Find each line with the word "text" and copy it.

Records excerpted from a collection:
——————
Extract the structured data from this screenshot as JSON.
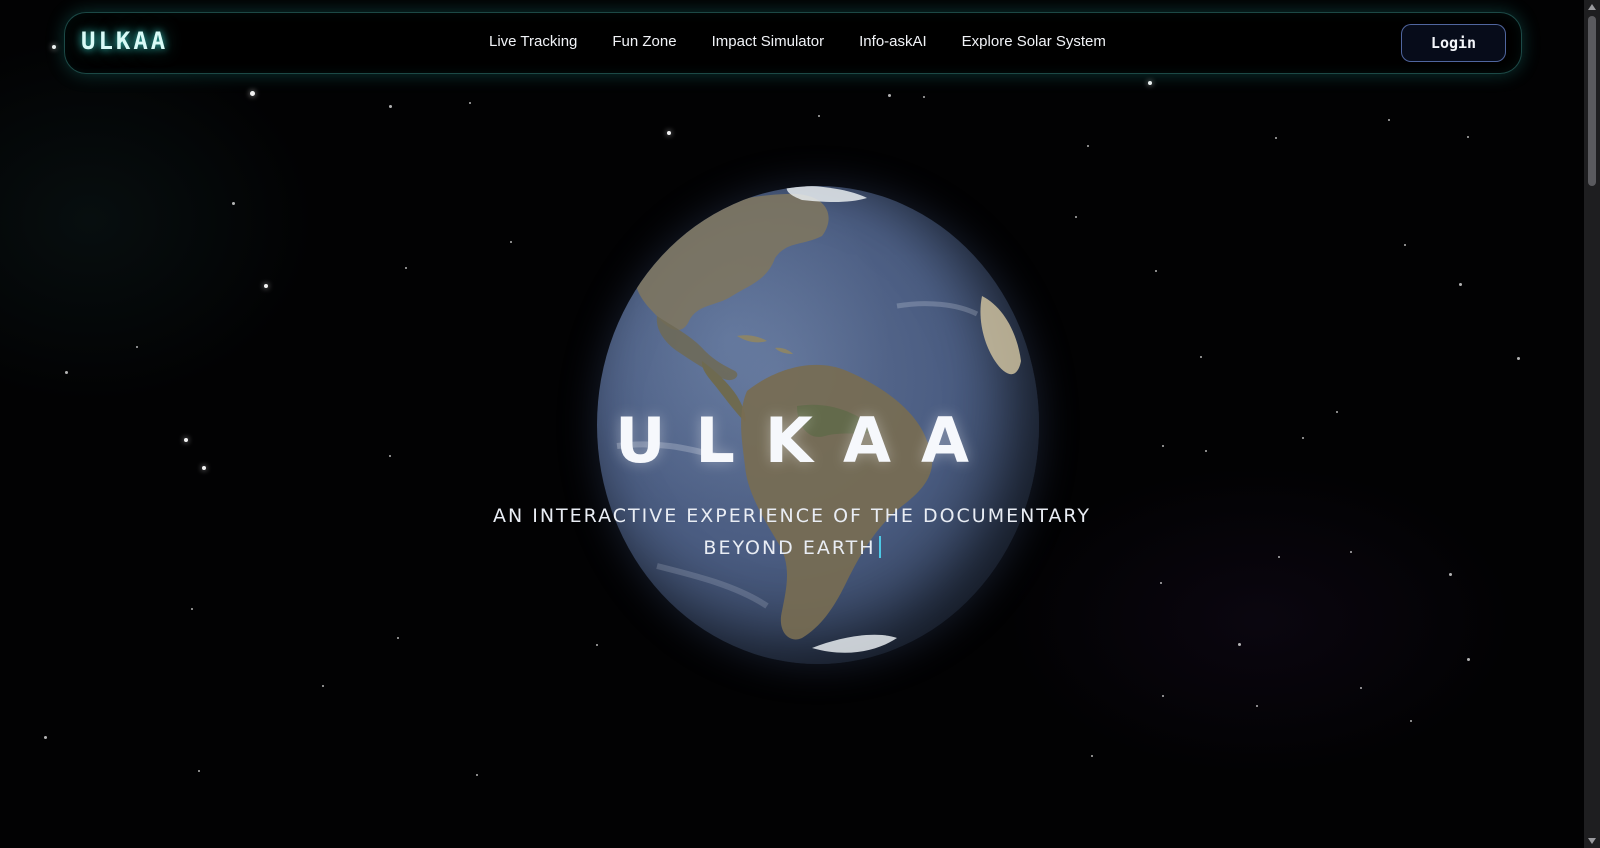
{
  "navbar": {
    "brand": "ULKAA",
    "links": [
      "Live Tracking",
      "Fun Zone",
      "Impact Simulator",
      "Info-askAI",
      "Explore Solar System"
    ],
    "login_label": "Login"
  },
  "hero": {
    "title": "ULKAA",
    "subtitle_line1": "AN INTERACTIVE EXPERIENCE OF THE DOCUMENTARY",
    "subtitle_line2": "BEYOND EARTH"
  },
  "colors": {
    "background": "#000000",
    "accent_glow": "#3cdcd2",
    "cursor": "#4cc9e6",
    "login_border": "#7896e6"
  },
  "icons": [
    "earth-globe"
  ]
}
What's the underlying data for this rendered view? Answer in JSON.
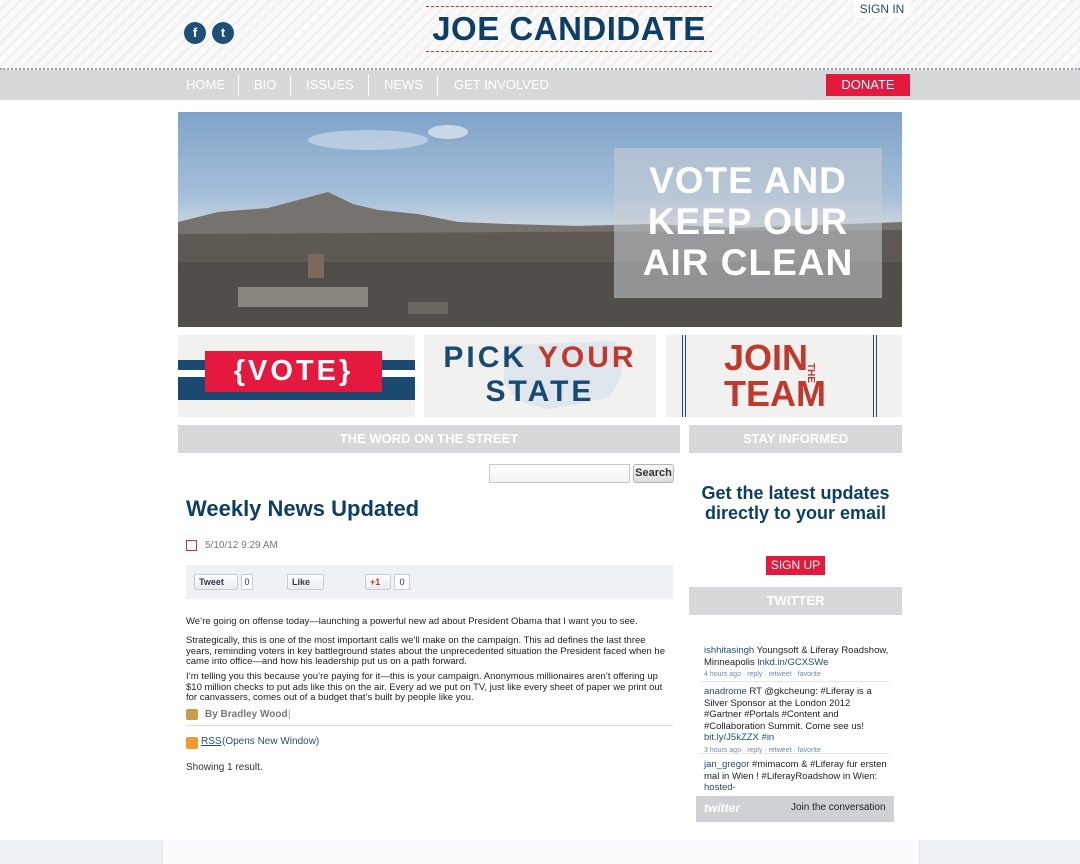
{
  "header": {
    "site_title": "JOE CANDIDATE",
    "sign_in": "SIGN IN",
    "social": [
      {
        "icon": "facebook-icon",
        "glyph": "f"
      },
      {
        "icon": "twitter-icon",
        "glyph": "t"
      }
    ]
  },
  "nav": {
    "items": [
      "HOME",
      "BIO",
      "ISSUES",
      "NEWS",
      "GET INVOLVED"
    ],
    "donate": "DONATE"
  },
  "hero": {
    "line1": "VOTE AND",
    "line2": "KEEP OUR",
    "line3": "AIR CLEAN"
  },
  "promos": {
    "vote": "{VOTE}",
    "pick_state_line1_a": "PICK ",
    "pick_state_line1_b": "YOUR",
    "pick_state_line2": "STATE",
    "join": "JOIN",
    "the": "THE",
    "team": "TEAM"
  },
  "main": {
    "section_title": "THE WORD ON THE STREET",
    "search": {
      "placeholder": "",
      "button": "Search"
    },
    "post": {
      "title": "Weekly News Updated",
      "date": "5/10/12 9:29 AM",
      "share": {
        "tweet": "Tweet",
        "tweet_count": "0",
        "like": "Like",
        "plus": "+1",
        "plus_count": "0"
      },
      "paragraphs": [
        "We’re going on offense today—launching a powerful new ad about President Obama that I want you to see.",
        "Strategically, this is one of the most important calls we’ll make on the campaign. This ad defines the last three years, reminding voters in key battleground states about the unprecedented situation the President faced when he came into office—and how his leadership put us on a path forward.",
        "I’m telling you this because you’re paying for it—this is your campaign. Anonymous millionaires aren’t offering up $10 million checks to put ads like this on the air. Every ad we put on TV, just like every sheet of paper we print out for canvassers, comes out of a budget that’s built by people like you."
      ],
      "byline": "By Bradley Wood",
      "byline_sep": "|"
    },
    "rss_label": "RSS",
    "rss_note": " (Opens New Window)",
    "results": "Showing 1 result."
  },
  "sidebar": {
    "stay_informed": "STAY INFORMED",
    "promo": "Get the latest updates directly to your email",
    "signup": "SIGN UP",
    "twitter_title": "TWITTER",
    "tweets": [
      {
        "user": "ishhitasingh",
        "text": " Youngsoft & Liferay Roadshow, Minneapolis ",
        "link": "lnkd.in/GCXSWe",
        "meta": "4 hours ago · reply · retweet · favorite"
      },
      {
        "user": "anadrome",
        "text": " RT @gkcheung: #Liferay is a Silver Sponsor at the London 2012 #Gartner #Portals #Content and #Collaboration Summit. Come see us! ",
        "link": "bit.ly/J5kZZX #in",
        "meta": "3 hours ago · reply · retweet · favorite"
      },
      {
        "user": "jan_gregor",
        "text": " #mimacom & #Liferay fur ersten mal in Wien ! #LiferayRoadshow in Wien: ",
        "link": "hosted-",
        "meta": ""
      }
    ],
    "twitter_logo": "twitter",
    "join_conversation": "Join the conversation"
  },
  "colors": {
    "brand_blue": "#0e3e66",
    "accent_red": "#e5183d",
    "nav_gray": "#d7d8da"
  }
}
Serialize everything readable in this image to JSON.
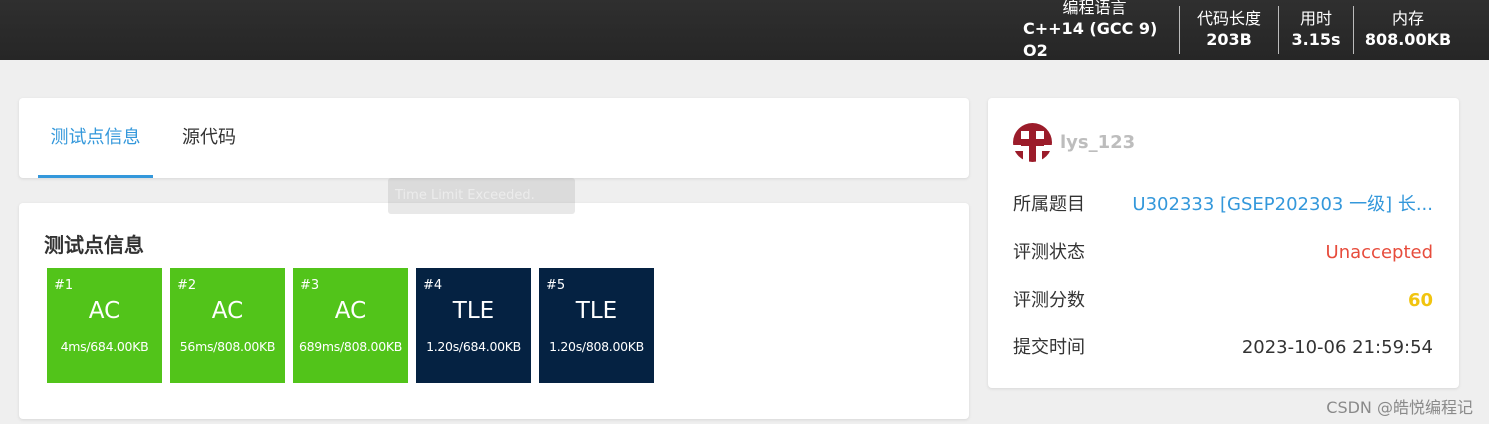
{
  "header": {
    "language_label": "编程语言",
    "language_value": "C++14 (GCC 9) O2",
    "code_length_label": "代码长度",
    "code_length_value": "203B",
    "time_label": "用时",
    "time_value": "3.15s",
    "memory_label": "内存",
    "memory_value": "808.00KB"
  },
  "tabs": {
    "testpoints": "测试点信息",
    "source": "源代码"
  },
  "tooltip": "Time Limit Exceeded.",
  "testpoints": {
    "title": "测试点信息",
    "cases": [
      {
        "num": "#1",
        "status": "AC",
        "info": "4ms/684.00KB"
      },
      {
        "num": "#2",
        "status": "AC",
        "info": "56ms/808.00KB"
      },
      {
        "num": "#3",
        "status": "AC",
        "info": "689ms/808.00KB"
      },
      {
        "num": "#4",
        "status": "TLE",
        "info": "1.20s/684.00KB"
      },
      {
        "num": "#5",
        "status": "TLE",
        "info": "1.20s/808.00KB"
      }
    ]
  },
  "record": {
    "username": "lys_123",
    "problem_label": "所属题目",
    "problem_value": "U302333 [GSEP202303 一级] 长...",
    "status_label": "评测状态",
    "status_value": "Unaccepted",
    "score_label": "评测分数",
    "score_value": "60",
    "submit_time_label": "提交时间",
    "submit_time_value": "2023-10-06 21:59:54"
  },
  "watermark": "CSDN @皓悦编程记",
  "colors": {
    "accepted": "#52c41a",
    "tle": "#052242",
    "link": "#3498db",
    "unaccepted": "#e74c3c",
    "score": "#f1c40f"
  }
}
——————
**ANSWER**
        "text": " Youngsoft & Liferay Roadshow, Minneapolis ",
        "text": " RT @gkcheung: #Liferay is a Silver Sponsor at the London 2012 #Gartner #Portals #Content and #Collaboration Summit. Come see us! ",
        "text": " #mimacom & #Liferay fur ersten mal in Wien ! #LiferayRoadshow in Wien: ",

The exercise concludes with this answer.